What to work on:
Repeat every line of the material, character for character.

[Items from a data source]
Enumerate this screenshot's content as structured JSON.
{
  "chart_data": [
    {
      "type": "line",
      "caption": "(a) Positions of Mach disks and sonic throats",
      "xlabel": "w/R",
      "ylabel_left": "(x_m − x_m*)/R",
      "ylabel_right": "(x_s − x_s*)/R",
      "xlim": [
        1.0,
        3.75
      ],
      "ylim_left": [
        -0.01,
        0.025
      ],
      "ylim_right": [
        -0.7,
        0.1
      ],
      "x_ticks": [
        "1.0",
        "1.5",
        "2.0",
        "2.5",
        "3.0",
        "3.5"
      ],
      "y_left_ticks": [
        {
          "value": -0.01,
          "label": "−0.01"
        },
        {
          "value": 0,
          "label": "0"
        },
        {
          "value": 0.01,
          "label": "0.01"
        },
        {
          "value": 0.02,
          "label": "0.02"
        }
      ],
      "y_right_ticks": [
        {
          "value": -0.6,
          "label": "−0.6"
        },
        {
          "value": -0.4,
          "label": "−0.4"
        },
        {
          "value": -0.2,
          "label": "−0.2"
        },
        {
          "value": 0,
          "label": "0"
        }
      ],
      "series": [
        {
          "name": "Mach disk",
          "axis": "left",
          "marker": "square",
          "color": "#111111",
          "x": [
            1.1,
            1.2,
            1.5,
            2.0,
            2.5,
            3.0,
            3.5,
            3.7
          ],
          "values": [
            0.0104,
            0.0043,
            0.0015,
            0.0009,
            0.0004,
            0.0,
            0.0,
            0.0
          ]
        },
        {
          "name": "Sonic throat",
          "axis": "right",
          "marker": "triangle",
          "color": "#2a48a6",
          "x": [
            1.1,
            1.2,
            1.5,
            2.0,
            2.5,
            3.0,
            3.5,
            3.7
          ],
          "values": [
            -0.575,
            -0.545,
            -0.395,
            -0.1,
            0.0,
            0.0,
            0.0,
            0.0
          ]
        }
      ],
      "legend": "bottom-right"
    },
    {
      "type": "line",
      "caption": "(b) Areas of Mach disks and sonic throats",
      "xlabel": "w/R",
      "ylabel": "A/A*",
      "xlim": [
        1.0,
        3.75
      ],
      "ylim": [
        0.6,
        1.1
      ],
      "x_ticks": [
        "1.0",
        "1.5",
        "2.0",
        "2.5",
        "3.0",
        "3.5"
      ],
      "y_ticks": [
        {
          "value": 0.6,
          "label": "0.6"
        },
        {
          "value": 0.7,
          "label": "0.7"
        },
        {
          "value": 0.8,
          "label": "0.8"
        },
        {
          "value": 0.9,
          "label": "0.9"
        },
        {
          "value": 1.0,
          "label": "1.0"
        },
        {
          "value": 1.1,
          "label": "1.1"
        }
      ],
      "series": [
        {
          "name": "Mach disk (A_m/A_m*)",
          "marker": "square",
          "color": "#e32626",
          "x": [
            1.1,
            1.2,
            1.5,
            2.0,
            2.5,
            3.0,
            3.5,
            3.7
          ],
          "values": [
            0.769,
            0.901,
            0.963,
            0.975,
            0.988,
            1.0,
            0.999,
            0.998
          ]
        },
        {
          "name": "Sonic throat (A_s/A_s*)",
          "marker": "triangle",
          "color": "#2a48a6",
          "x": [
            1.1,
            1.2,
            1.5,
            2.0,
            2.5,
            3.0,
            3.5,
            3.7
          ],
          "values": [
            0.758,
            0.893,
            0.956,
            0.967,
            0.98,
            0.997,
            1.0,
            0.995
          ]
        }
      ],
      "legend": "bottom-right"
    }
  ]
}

Exercise output:
Enumerate this screenshot's content as structured JSON.
{
  "chart_data": [
    {
      "type": "line",
      "caption": "(a) Positions of Mach disks and sonic throats",
      "xlabel": "w/R",
      "ylabel_left": "(x_m − x_m*)/R",
      "ylabel_right": "(x_s − x_s*)/R",
      "xlim": [
        1.0,
        3.75
      ],
      "ylim_left": [
        -0.01,
        0.025
      ],
      "ylim_right": [
        -0.7,
        0.1
      ],
      "x_ticks": [
        "1.0",
        "1.5",
        "2.0",
        "2.5",
        "3.0",
        "3.5"
      ],
      "y_left_ticks": [
        {
          "value": -0.01,
          "label": "−0.01"
        },
        {
          "value": 0,
          "label": "0"
        },
        {
          "value": 0.01,
          "label": "0.01"
        },
        {
          "value": 0.02,
          "label": "0.02"
        }
      ],
      "y_right_ticks": [
        {
          "value": -0.6,
          "label": "−0.6"
        },
        {
          "value": -0.4,
          "label": "−0.4"
        },
        {
          "value": -0.2,
          "label": "−0.2"
        },
        {
          "value": 0,
          "label": "0"
        }
      ],
      "series": [
        {
          "name": "Mach disk",
          "axis": "left",
          "marker": "square",
          "color": "#111111",
          "x": [
            1.1,
            1.2,
            1.5,
            2.0,
            2.5,
            3.0,
            3.5,
            3.7
          ],
          "values": [
            0.0104,
            0.0043,
            0.0015,
            0.0009,
            0.0004,
            0.0,
            0.0,
            0.0
          ]
        },
        {
          "name": "Sonic throat",
          "axis": "right",
          "marker": "triangle",
          "color": "#2a48a6",
          "x": [
            1.1,
            1.2,
            1.5,
            2.0,
            2.5,
            3.0,
            3.5,
            3.7
          ],
          "values": [
            -0.575,
            -0.545,
            -0.395,
            -0.1,
            0.0,
            0.0,
            0.0,
            0.0
          ]
        }
      ],
      "legend": "bottom-right"
    },
    {
      "type": "line",
      "caption": "(b) Areas of Mach disks and sonic throats",
      "xlabel": "w/R",
      "ylabel": "A/A*",
      "xlim": [
        1.0,
        3.75
      ],
      "ylim": [
        0.6,
        1.1
      ],
      "x_ticks": [
        "1.0",
        "1.5",
        "2.0",
        "2.5",
        "3.0",
        "3.5"
      ],
      "y_ticks": [
        {
          "value": 0.6,
          "label": "0.6"
        },
        {
          "value": 0.7,
          "label": "0.7"
        },
        {
          "value": 0.8,
          "label": "0.8"
        },
        {
          "value": 0.9,
          "label": "0.9"
        },
        {
          "value": 1.0,
          "label": "1.0"
        },
        {
          "value": 1.1,
          "label": "1.1"
        }
      ],
      "series": [
        {
          "name": "Mach disk (A_m/A_m*)",
          "marker": "square",
          "color": "#e32626",
          "x": [
            1.1,
            1.2,
            1.5,
            2.0,
            2.5,
            3.0,
            3.5,
            3.7
          ],
          "values": [
            0.769,
            0.901,
            0.963,
            0.975,
            0.988,
            1.0,
            0.999,
            0.998
          ]
        },
        {
          "name": "Sonic throat (A_s/A_s*)",
          "marker": "triangle",
          "color": "#2a48a6",
          "x": [
            1.1,
            1.2,
            1.5,
            2.0,
            2.5,
            3.0,
            3.5,
            3.7
          ],
          "values": [
            0.758,
            0.893,
            0.956,
            0.967,
            0.98,
            0.997,
            1.0,
            0.995
          ]
        }
      ],
      "legend": "bottom-right"
    }
  ]
}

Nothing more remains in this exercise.